[Records about charts and figures]

┄┄┄┄┄┄┄┄┄┄┄┄┄┄┄┄┄┄┄┄

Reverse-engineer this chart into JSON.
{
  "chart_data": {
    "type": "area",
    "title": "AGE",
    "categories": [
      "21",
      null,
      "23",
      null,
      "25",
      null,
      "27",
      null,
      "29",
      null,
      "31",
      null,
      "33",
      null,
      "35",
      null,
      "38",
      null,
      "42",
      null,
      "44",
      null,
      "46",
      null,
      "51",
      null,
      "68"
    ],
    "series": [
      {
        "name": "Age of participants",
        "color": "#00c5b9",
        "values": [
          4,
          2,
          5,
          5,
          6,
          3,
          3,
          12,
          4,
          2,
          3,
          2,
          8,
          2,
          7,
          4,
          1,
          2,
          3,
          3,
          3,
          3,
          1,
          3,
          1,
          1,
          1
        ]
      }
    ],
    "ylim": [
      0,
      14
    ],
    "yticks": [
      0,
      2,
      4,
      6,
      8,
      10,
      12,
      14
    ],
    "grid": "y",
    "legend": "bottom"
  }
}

┄┄┄┄┄┄┄┄┄┄┄┄┄┄┄┄┄┄┄┄

# TASK PROMPT:
From the records above, extract every entry verbatim.

# ANSWER TO THE TASK:
Reverse-engineer this chart into JSON.
{
  "chart_data": {
    "type": "area",
    "title": "AGE",
    "categories": [
      "21",
      null,
      "23",
      null,
      "25",
      null,
      "27",
      null,
      "29",
      null,
      "31",
      null,
      "33",
      null,
      "35",
      null,
      "38",
      null,
      "42",
      null,
      "44",
      null,
      "46",
      null,
      "51",
      null,
      "68"
    ],
    "series": [
      {
        "name": "Age of participants",
        "color": "#00c5b9",
        "values": [
          4,
          2,
          5,
          5,
          6,
          3,
          3,
          12,
          4,
          2,
          3,
          2,
          8,
          2,
          7,
          4,
          1,
          2,
          3,
          3,
          3,
          3,
          1,
          3,
          1,
          1,
          1
        ]
      }
    ],
    "ylim": [
      0,
      14
    ],
    "yticks": [
      0,
      2,
      4,
      6,
      8,
      10,
      12,
      14
    ],
    "grid": "y",
    "legend": "bottom"
  }
}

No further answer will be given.